- [Instructions to follow]: Images should be left out, and everything else in the listing reproduced exactly.
▽
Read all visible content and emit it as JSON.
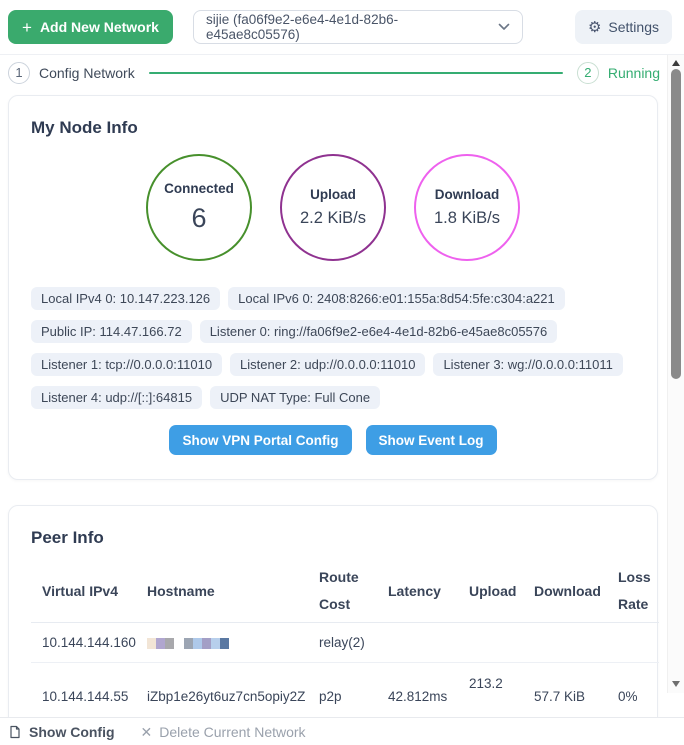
{
  "topbar": {
    "add_network_label": "Add New Network",
    "network_select_value": "sijie (fa06f9e2-e6e4-4e1d-82b6-e45ae8c05576)",
    "settings_label": "Settings"
  },
  "steps": {
    "step1_number": "1",
    "step1_label": "Config Network",
    "step2_number": "2",
    "step2_label": "Running"
  },
  "node_info": {
    "title": "My Node Info",
    "stats": [
      {
        "label": "Connected",
        "value": "6"
      },
      {
        "label": "Upload",
        "value": "2.2 KiB/s"
      },
      {
        "label": "Download",
        "value": "1.8 KiB/s"
      }
    ],
    "tags": [
      "Local IPv4 0: 10.147.223.126",
      "Local IPv6 0: 2408:8266:e01:155a:8d54:5fe:c304:a221",
      "Public IP: 114.47.166.72",
      "Listener 0: ring://fa06f9e2-e6e4-4e1d-82b6-e45ae8c05576",
      "Listener 1: tcp://0.0.0.0:11010",
      "Listener 2: udp://0.0.0.0:11010",
      "Listener 3: wg://0.0.0.0:11011",
      "Listener 4: udp://[::]:64815",
      "UDP NAT Type: Full Cone"
    ],
    "vpn_portal_button": "Show VPN Portal Config",
    "event_log_button": "Show Event Log"
  },
  "peer_info": {
    "title": "Peer Info",
    "columns": [
      "Virtual IPv4",
      "Hostname",
      "Route Cost",
      "Latency",
      "Upload",
      "Download",
      "Loss Rate"
    ],
    "rows": [
      {
        "virtual_ipv4": "10.144.144.160",
        "hostname": "",
        "route_cost": "relay(2)",
        "latency": "",
        "upload": "",
        "download": "",
        "loss_rate": ""
      },
      {
        "virtual_ipv4": "10.144.144.55",
        "hostname": "iZbp1e26yt6uz7cn5opiy2Z",
        "route_cost": "p2p",
        "latency": "42.812ms",
        "upload": "213.2",
        "download": "57.7 KiB",
        "loss_rate": "0%"
      }
    ],
    "redacted_mosaic": [
      [
        "#f2e5d6",
        "#b0a6cf",
        "#a8a8ac"
      ],
      [
        "#9ca5b3",
        "#aec9ea",
        "#a39fc6",
        "#b7cfec",
        "#5a78a2"
      ]
    ]
  },
  "footer": {
    "show_config_label": "Show Config",
    "delete_label": "Delete Current Network"
  },
  "icons": {
    "plus": "+",
    "gear": "⚙",
    "close": "✕"
  },
  "colors": {
    "add_network_green": "#3aaa6d",
    "action_blue": "#3e9ee5",
    "step_green": "#35ad72",
    "connected_green": "#47902c",
    "upload_purple": "#8f3290",
    "download_magenta": "#ee61ee",
    "tag_bg": "#edf1f8"
  }
}
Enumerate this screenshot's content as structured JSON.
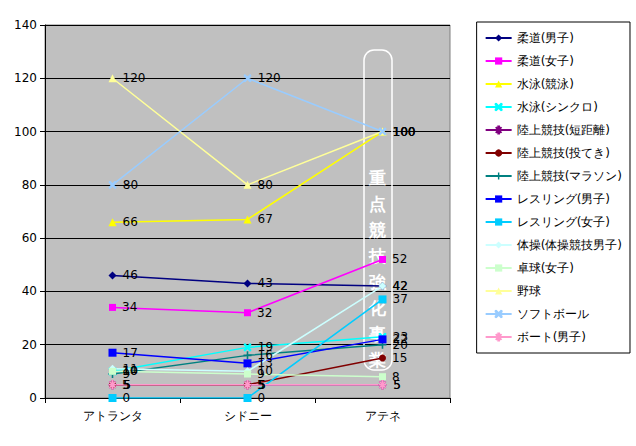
{
  "chart_data": {
    "type": "line",
    "annotation": "重点競技強化事業",
    "categories": [
      "アトランタ",
      "シドニー",
      "アテネ"
    ],
    "ylim": [
      0,
      140
    ],
    "yticks": [
      0,
      20,
      40,
      60,
      80,
      100,
      120,
      140
    ],
    "grid": true,
    "legend": "right",
    "data_labels": true,
    "series": [
      {
        "name": "柔道(男子)",
        "color": "#000080",
        "marker": "diamond",
        "values": [
          46,
          43,
          42
        ]
      },
      {
        "name": "柔道(女子)",
        "color": "#ff00ff",
        "marker": "square",
        "values": [
          34,
          32,
          52
        ]
      },
      {
        "name": "水泳(競泳)",
        "color": "#ffff00",
        "marker": "triangle",
        "values": [
          66,
          67,
          100
        ]
      },
      {
        "name": "水泳(シンクロ)",
        "color": "#00ffff",
        "marker": "x",
        "values": [
          10,
          19,
          23
        ]
      },
      {
        "name": "陸上競技(短距離)",
        "color": "#800080",
        "marker": "star",
        "values": [
          5,
          5,
          5
        ]
      },
      {
        "name": "陸上競技(投てき)",
        "color": "#800000",
        "marker": "circle",
        "values": [
          5,
          5,
          15
        ]
      },
      {
        "name": "陸上競技(マラソン)",
        "color": "#008080",
        "marker": "plus",
        "values": [
          9,
          16,
          20
        ]
      },
      {
        "name": "レスリング(男子)",
        "color": "#0000ff",
        "marker": "dash",
        "values": [
          17,
          13,
          22
        ]
      },
      {
        "name": "レスリング(女子)",
        "color": "#00ccff",
        "marker": "dash",
        "values": [
          0,
          0,
          37
        ]
      },
      {
        "name": "体操(体操競技男子)",
        "color": "#ccffff",
        "marker": "diamond",
        "values": [
          11,
          10,
          42
        ]
      },
      {
        "name": "卓球(女子)",
        "color": "#ccffcc",
        "marker": "square",
        "values": [
          10,
          9,
          8
        ]
      },
      {
        "name": "野球",
        "color": "#ffff99",
        "marker": "triangle",
        "values": [
          120,
          80,
          100
        ]
      },
      {
        "name": "ソフトボール",
        "color": "#99ccff",
        "marker": "x",
        "values": [
          80,
          120,
          100
        ]
      },
      {
        "name": "ボート(男子)",
        "color": "#ff99cc",
        "marker": "star",
        "values": [
          5,
          5,
          5
        ]
      }
    ]
  }
}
△
- [Answer to the exercise]:
Read all visible content and emit it as JSON.
{
  "topbar": {
    "add_network_label": "Add New Network",
    "network_select_value": "sijie (fa06f9e2-e6e4-4e1d-82b6-e45ae8c05576)",
    "settings_label": "Settings"
  },
  "steps": {
    "step1_number": "1",
    "step1_label": "Config Network",
    "step2_number": "2",
    "step2_label": "Running"
  },
  "node_info": {
    "title": "My Node Info",
    "stats": [
      {
        "label": "Connected",
        "value": "6"
      },
      {
        "label": "Upload",
        "value": "2.2 KiB/s"
      },
      {
        "label": "Download",
        "value": "1.8 KiB/s"
      }
    ],
    "tags": [
      "Local IPv4 0: 10.147.223.126",
      "Local IPv6 0: 2408:8266:e01:155a:8d54:5fe:c304:a221",
      "Public IP: 114.47.166.72",
      "Listener 0: ring://fa06f9e2-e6e4-4e1d-82b6-e45ae8c05576",
      "Listener 1: tcp://0.0.0.0:11010",
      "Listener 2: udp://0.0.0.0:11010",
      "Listener 3: wg://0.0.0.0:11011",
      "Listener 4: udp://[::]:64815",
      "UDP NAT Type: Full Cone"
    ],
    "vpn_portal_button": "Show VPN Portal Config",
    "event_log_button": "Show Event Log"
  },
  "peer_info": {
    "title": "Peer Info",
    "columns": [
      "Virtual IPv4",
      "Hostname",
      "Route Cost",
      "Latency",
      "Upload",
      "Download",
      "Loss Rate"
    ],
    "rows": [
      {
        "virtual_ipv4": "10.144.144.160",
        "hostname": "",
        "route_cost": "relay(2)",
        "latency": "",
        "upload": "",
        "download": "",
        "loss_rate": ""
      },
      {
        "virtual_ipv4": "10.144.144.55",
        "hostname": "iZbp1e26yt6uz7cn5opiy2Z",
        "route_cost": "p2p",
        "latency": "42.812ms",
        "upload": "213.2",
        "download": "57.7 KiB",
        "loss_rate": "0%"
      }
    ],
    "redacted_mosaic": [
      [
        "#f2e5d6",
        "#b0a6cf",
        "#a8a8ac"
      ],
      [
        "#9ca5b3",
        "#aec9ea",
        "#a39fc6",
        "#b7cfec",
        "#5a78a2"
      ]
    ]
  },
  "footer": {
    "show_config_label": "Show Config",
    "delete_label": "Delete Current Network"
  },
  "icons": {
    "plus": "+",
    "gear": "⚙",
    "close": "✕"
  },
  "colors": {
    "add_network_green": "#3aaa6d",
    "action_blue": "#3e9ee5",
    "step_green": "#35ad72",
    "connected_green": "#47902c",
    "upload_purple": "#8f3290",
    "download_magenta": "#ee61ee",
    "tag_bg": "#edf1f8"
  }
}
Enumerate this screenshot's content as structured JSON.
{
  "chart_data": {
    "type": "line",
    "annotation": "重点競技強化事業",
    "categories": [
      "アトランタ",
      "シドニー",
      "アテネ"
    ],
    "ylim": [
      0,
      140
    ],
    "yticks": [
      0,
      20,
      40,
      60,
      80,
      100,
      120,
      140
    ],
    "grid": true,
    "legend": "right",
    "data_labels": true,
    "series": [
      {
        "name": "柔道(男子)",
        "color": "#000080",
        "marker": "diamond",
        "values": [
          46,
          43,
          42
        ]
      },
      {
        "name": "柔道(女子)",
        "color": "#ff00ff",
        "marker": "square",
        "values": [
          34,
          32,
          52
        ]
      },
      {
        "name": "水泳(競泳)",
        "color": "#ffff00",
        "marker": "triangle",
        "values": [
          66,
          67,
          100
        ]
      },
      {
        "name": "水泳(シンクロ)",
        "color": "#00ffff",
        "marker": "x",
        "values": [
          10,
          19,
          23
        ]
      },
      {
        "name": "陸上競技(短距離)",
        "color": "#800080",
        "marker": "star",
        "values": [
          5,
          5,
          5
        ]
      },
      {
        "name": "陸上競技(投てき)",
        "color": "#800000",
        "marker": "circle",
        "values": [
          5,
          5,
          15
        ]
      },
      {
        "name": "陸上競技(マラソン)",
        "color": "#008080",
        "marker": "plus",
        "values": [
          9,
          16,
          20
        ]
      },
      {
        "name": "レスリング(男子)",
        "color": "#0000ff",
        "marker": "dash",
        "values": [
          17,
          13,
          22
        ]
      },
      {
        "name": "レスリング(女子)",
        "color": "#00ccff",
        "marker": "dash",
        "values": [
          0,
          0,
          37
        ]
      },
      {
        "name": "体操(体操競技男子)",
        "color": "#ccffff",
        "marker": "diamond",
        "values": [
          11,
          10,
          42
        ]
      },
      {
        "name": "卓球(女子)",
        "color": "#ccffcc",
        "marker": "square",
        "values": [
          10,
          9,
          8
        ]
      },
      {
        "name": "野球",
        "color": "#ffff99",
        "marker": "triangle",
        "values": [
          120,
          80,
          100
        ]
      },
      {
        "name": "ソフトボール",
        "color": "#99ccff",
        "marker": "x",
        "values": [
          80,
          120,
          100
        ]
      },
      {
        "name": "ボート(男子)",
        "color": "#ff99cc",
        "marker": "star",
        "values": [
          5,
          5,
          5
        ]
      }
    ]
  }
}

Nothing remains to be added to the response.